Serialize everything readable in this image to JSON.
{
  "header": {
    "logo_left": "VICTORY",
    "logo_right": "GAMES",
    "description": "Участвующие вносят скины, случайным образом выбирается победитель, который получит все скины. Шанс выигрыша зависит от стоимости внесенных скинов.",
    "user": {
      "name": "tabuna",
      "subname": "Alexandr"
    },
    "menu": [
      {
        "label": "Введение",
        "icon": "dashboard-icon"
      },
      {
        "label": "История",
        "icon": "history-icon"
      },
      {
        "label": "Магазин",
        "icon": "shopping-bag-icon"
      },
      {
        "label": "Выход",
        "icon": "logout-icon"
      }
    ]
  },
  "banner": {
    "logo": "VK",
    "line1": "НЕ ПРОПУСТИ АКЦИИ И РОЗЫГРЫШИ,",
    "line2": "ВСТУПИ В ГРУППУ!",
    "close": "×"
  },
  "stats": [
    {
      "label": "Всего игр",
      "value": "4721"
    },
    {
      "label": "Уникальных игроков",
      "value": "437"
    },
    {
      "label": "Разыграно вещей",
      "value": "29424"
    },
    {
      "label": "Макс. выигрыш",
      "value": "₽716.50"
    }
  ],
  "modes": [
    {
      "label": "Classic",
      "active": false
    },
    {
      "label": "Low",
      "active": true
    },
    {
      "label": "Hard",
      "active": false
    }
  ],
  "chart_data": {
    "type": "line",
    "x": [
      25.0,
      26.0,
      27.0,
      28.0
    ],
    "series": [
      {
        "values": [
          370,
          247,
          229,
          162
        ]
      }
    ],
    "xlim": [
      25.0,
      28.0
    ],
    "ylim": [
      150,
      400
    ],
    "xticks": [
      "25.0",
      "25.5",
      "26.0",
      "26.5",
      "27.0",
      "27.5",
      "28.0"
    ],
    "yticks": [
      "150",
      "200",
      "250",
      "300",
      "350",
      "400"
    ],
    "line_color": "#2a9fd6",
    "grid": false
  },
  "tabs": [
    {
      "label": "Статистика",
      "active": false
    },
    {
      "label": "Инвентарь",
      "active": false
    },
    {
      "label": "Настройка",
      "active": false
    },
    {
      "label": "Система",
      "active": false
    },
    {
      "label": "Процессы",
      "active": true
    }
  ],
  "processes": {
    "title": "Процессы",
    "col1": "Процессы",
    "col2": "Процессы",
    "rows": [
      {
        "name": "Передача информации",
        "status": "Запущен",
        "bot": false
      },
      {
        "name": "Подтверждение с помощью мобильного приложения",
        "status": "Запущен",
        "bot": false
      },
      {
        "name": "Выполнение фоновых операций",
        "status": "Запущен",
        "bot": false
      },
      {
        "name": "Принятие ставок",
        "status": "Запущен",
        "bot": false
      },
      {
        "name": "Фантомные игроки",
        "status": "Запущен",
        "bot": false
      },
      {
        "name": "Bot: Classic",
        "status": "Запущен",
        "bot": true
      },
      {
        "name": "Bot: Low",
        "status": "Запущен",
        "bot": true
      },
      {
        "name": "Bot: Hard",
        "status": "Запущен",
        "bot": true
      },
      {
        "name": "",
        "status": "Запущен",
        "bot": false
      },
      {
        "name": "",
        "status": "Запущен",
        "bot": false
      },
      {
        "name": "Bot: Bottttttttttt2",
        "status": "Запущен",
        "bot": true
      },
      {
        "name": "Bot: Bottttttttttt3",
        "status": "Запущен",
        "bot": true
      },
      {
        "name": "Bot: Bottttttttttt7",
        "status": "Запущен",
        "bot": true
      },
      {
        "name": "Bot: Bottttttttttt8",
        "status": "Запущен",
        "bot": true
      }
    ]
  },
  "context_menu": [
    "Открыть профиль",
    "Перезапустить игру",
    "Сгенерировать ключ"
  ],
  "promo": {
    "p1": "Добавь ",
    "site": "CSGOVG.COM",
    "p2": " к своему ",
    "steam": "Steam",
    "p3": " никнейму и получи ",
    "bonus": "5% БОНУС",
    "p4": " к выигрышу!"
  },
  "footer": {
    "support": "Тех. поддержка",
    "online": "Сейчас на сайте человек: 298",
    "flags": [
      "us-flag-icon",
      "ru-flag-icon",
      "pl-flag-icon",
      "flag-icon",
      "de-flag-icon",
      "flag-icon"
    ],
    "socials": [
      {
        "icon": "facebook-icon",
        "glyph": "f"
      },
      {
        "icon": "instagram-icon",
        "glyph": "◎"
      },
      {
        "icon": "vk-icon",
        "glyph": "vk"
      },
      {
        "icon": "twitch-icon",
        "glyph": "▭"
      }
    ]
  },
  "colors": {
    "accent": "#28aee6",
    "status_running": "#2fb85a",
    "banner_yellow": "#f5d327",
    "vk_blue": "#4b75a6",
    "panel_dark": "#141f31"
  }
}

→ Written problem
Copy all the records above precisely.

→ Full response
Serialize everything readable in this image to JSON.
{
  "header": {
    "logo_left": "VICTORY",
    "logo_right": "GAMES",
    "description": "Участвующие вносят скины, случайным образом выбирается победитель, который получит все скины. Шанс выигрыша зависит от стоимости внесенных скинов.",
    "user": {
      "name": "tabuna",
      "subname": "Alexandr"
    },
    "menu": [
      {
        "label": "Введение",
        "icon": "dashboard-icon"
      },
      {
        "label": "История",
        "icon": "history-icon"
      },
      {
        "label": "Магазин",
        "icon": "shopping-bag-icon"
      },
      {
        "label": "Выход",
        "icon": "logout-icon"
      }
    ]
  },
  "banner": {
    "logo": "VK",
    "line1": "НЕ ПРОПУСТИ АКЦИИ И РОЗЫГРЫШИ,",
    "line2": "ВСТУПИ В ГРУППУ!",
    "close": "×"
  },
  "stats": [
    {
      "label": "Всего игр",
      "value": "4721"
    },
    {
      "label": "Уникальных игроков",
      "value": "437"
    },
    {
      "label": "Разыграно вещей",
      "value": "29424"
    },
    {
      "label": "Макс. выигрыш",
      "value": "₽716.50"
    }
  ],
  "modes": [
    {
      "label": "Classic",
      "active": false
    },
    {
      "label": "Low",
      "active": true
    },
    {
      "label": "Hard",
      "active": false
    }
  ],
  "chart_data": {
    "type": "line",
    "x": [
      25.0,
      26.0,
      27.0,
      28.0
    ],
    "series": [
      {
        "values": [
          370,
          247,
          229,
          162
        ]
      }
    ],
    "xlim": [
      25.0,
      28.0
    ],
    "ylim": [
      150,
      400
    ],
    "xticks": [
      "25.0",
      "25.5",
      "26.0",
      "26.5",
      "27.0",
      "27.5",
      "28.0"
    ],
    "yticks": [
      "150",
      "200",
      "250",
      "300",
      "350",
      "400"
    ],
    "line_color": "#2a9fd6",
    "grid": false
  },
  "tabs": [
    {
      "label": "Статистика",
      "active": false
    },
    {
      "label": "Инвентарь",
      "active": false
    },
    {
      "label": "Настройка",
      "active": false
    },
    {
      "label": "Система",
      "active": false
    },
    {
      "label": "Процессы",
      "active": true
    }
  ],
  "processes": {
    "title": "Процессы",
    "col1": "Процессы",
    "col2": "Процессы",
    "rows": [
      {
        "name": "Передача информации",
        "status": "Запущен",
        "bot": false
      },
      {
        "name": "Подтверждение с помощью мобильного приложения",
        "status": "Запущен",
        "bot": false
      },
      {
        "name": "Выполнение фоновых операций",
        "status": "Запущен",
        "bot": false
      },
      {
        "name": "Принятие ставок",
        "status": "Запущен",
        "bot": false
      },
      {
        "name": "Фантомные игроки",
        "status": "Запущен",
        "bot": false
      },
      {
        "name": "Bot: Classic",
        "status": "Запущен",
        "bot": true
      },
      {
        "name": "Bot: Low",
        "status": "Запущен",
        "bot": true
      },
      {
        "name": "Bot: Hard",
        "status": "Запущен",
        "bot": true
      },
      {
        "name": "",
        "status": "Запущен",
        "bot": false
      },
      {
        "name": "",
        "status": "Запущен",
        "bot": false
      },
      {
        "name": "Bot: Bottttttttttt2",
        "status": "Запущен",
        "bot": true
      },
      {
        "name": "Bot: Bottttttttttt3",
        "status": "Запущен",
        "bot": true
      },
      {
        "name": "Bot: Bottttttttttt7",
        "status": "Запущен",
        "bot": true
      },
      {
        "name": "Bot: Bottttttttttt8",
        "status": "Запущен",
        "bot": true
      }
    ]
  },
  "context_menu": [
    "Открыть профиль",
    "Перезапустить игру",
    "Сгенерировать ключ"
  ],
  "promo": {
    "p1": "Добавь ",
    "site": "CSGOVG.COM",
    "p2": " к своему ",
    "steam": "Steam",
    "p3": " никнейму и получи ",
    "bonus": "5% БОНУС",
    "p4": " к выигрышу!"
  },
  "footer": {
    "support": "Тех. поддержка",
    "online": "Сейчас на сайте человек: 298",
    "flags": [
      "us-flag-icon",
      "ru-flag-icon",
      "pl-flag-icon",
      "flag-icon",
      "de-flag-icon",
      "flag-icon"
    ],
    "socials": [
      {
        "icon": "facebook-icon",
        "glyph": "f"
      },
      {
        "icon": "instagram-icon",
        "glyph": "◎"
      },
      {
        "icon": "vk-icon",
        "glyph": "vk"
      },
      {
        "icon": "twitch-icon",
        "glyph": "▭"
      }
    ]
  },
  "colors": {
    "accent": "#28aee6",
    "status_running": "#2fb85a",
    "banner_yellow": "#f5d327",
    "vk_blue": "#4b75a6",
    "panel_dark": "#141f31"
  }
}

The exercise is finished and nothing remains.